**Exercise directions:** Exclude the pictures, then quote exactly the lines from the one holding "Parse this screenshot: output" through the last line of the records.

**Material for this exercise:**

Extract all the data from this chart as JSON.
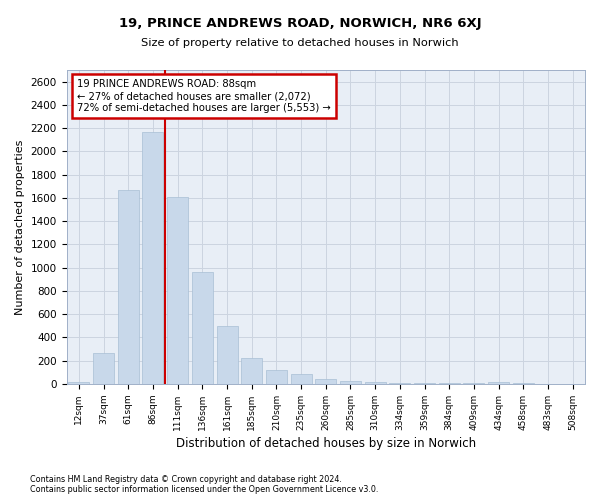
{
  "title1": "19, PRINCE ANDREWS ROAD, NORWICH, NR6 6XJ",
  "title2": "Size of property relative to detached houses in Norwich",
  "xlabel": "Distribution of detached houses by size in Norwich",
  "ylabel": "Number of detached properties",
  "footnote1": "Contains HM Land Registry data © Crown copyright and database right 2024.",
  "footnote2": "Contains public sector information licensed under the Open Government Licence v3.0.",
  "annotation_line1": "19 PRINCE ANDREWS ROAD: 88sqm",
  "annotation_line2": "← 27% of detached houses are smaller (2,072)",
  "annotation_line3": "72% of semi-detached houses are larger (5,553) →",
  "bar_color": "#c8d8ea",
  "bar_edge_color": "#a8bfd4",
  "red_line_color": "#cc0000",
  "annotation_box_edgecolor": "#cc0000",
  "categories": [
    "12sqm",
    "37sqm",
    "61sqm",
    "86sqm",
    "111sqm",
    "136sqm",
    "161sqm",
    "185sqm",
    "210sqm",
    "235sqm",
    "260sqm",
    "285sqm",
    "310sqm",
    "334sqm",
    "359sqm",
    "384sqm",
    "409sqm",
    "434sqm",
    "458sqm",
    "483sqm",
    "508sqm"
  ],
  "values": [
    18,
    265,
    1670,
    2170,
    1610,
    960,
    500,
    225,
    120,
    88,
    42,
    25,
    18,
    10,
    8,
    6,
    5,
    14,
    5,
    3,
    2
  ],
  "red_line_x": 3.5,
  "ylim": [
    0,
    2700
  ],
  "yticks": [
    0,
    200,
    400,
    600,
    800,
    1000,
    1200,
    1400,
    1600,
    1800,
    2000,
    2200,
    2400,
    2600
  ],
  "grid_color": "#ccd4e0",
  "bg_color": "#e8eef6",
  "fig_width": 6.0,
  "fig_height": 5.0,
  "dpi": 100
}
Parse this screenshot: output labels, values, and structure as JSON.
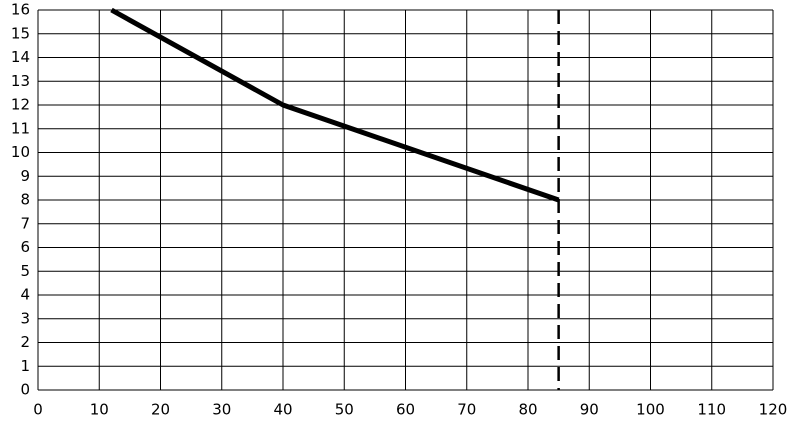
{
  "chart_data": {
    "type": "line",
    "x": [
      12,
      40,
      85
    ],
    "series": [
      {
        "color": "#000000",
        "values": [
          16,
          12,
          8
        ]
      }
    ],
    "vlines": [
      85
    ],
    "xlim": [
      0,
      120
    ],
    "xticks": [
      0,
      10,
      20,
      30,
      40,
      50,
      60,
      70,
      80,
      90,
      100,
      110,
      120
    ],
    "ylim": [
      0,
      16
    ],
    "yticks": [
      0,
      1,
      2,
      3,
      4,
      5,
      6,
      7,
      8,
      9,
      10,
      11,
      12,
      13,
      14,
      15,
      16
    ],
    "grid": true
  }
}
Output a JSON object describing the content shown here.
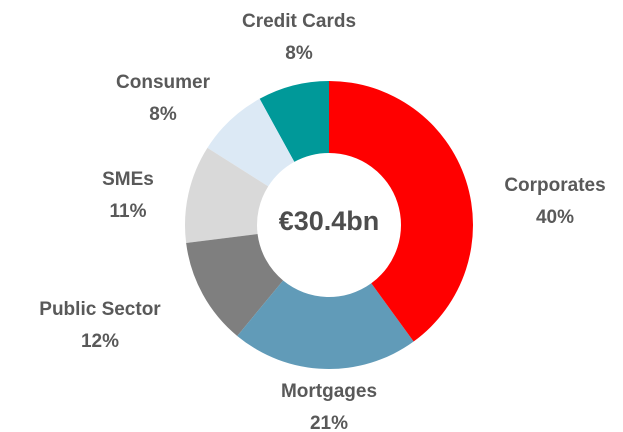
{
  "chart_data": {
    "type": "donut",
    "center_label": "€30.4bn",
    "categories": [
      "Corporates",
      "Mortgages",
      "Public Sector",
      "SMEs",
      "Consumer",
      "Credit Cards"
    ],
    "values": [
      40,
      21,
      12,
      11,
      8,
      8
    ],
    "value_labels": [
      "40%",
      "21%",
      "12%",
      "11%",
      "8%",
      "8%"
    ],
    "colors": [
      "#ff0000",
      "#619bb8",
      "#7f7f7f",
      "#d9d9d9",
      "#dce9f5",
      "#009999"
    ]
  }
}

**Correct response:**
Parse this screenshot: output labels, values, and structure as JSON.
{
  "chart_data": {
    "type": "line",
    "x": [
      12,
      40,
      85
    ],
    "series": [
      {
        "color": "#000000",
        "values": [
          16,
          12,
          8
        ]
      }
    ],
    "vlines": [
      85
    ],
    "xlim": [
      0,
      120
    ],
    "xticks": [
      0,
      10,
      20,
      30,
      40,
      50,
      60,
      70,
      80,
      90,
      100,
      110,
      120
    ],
    "ylim": [
      0,
      16
    ],
    "yticks": [
      0,
      1,
      2,
      3,
      4,
      5,
      6,
      7,
      8,
      9,
      10,
      11,
      12,
      13,
      14,
      15,
      16
    ],
    "grid": true
  }
}
Output a JSON object describing the content shown here.
{
  "chart_data": {
    "type": "donut",
    "center_label": "€30.4bn",
    "categories": [
      "Corporates",
      "Mortgages",
      "Public Sector",
      "SMEs",
      "Consumer",
      "Credit Cards"
    ],
    "values": [
      40,
      21,
      12,
      11,
      8,
      8
    ],
    "value_labels": [
      "40%",
      "21%",
      "12%",
      "11%",
      "8%",
      "8%"
    ],
    "colors": [
      "#ff0000",
      "#619bb8",
      "#7f7f7f",
      "#d9d9d9",
      "#dce9f5",
      "#009999"
    ]
  }
}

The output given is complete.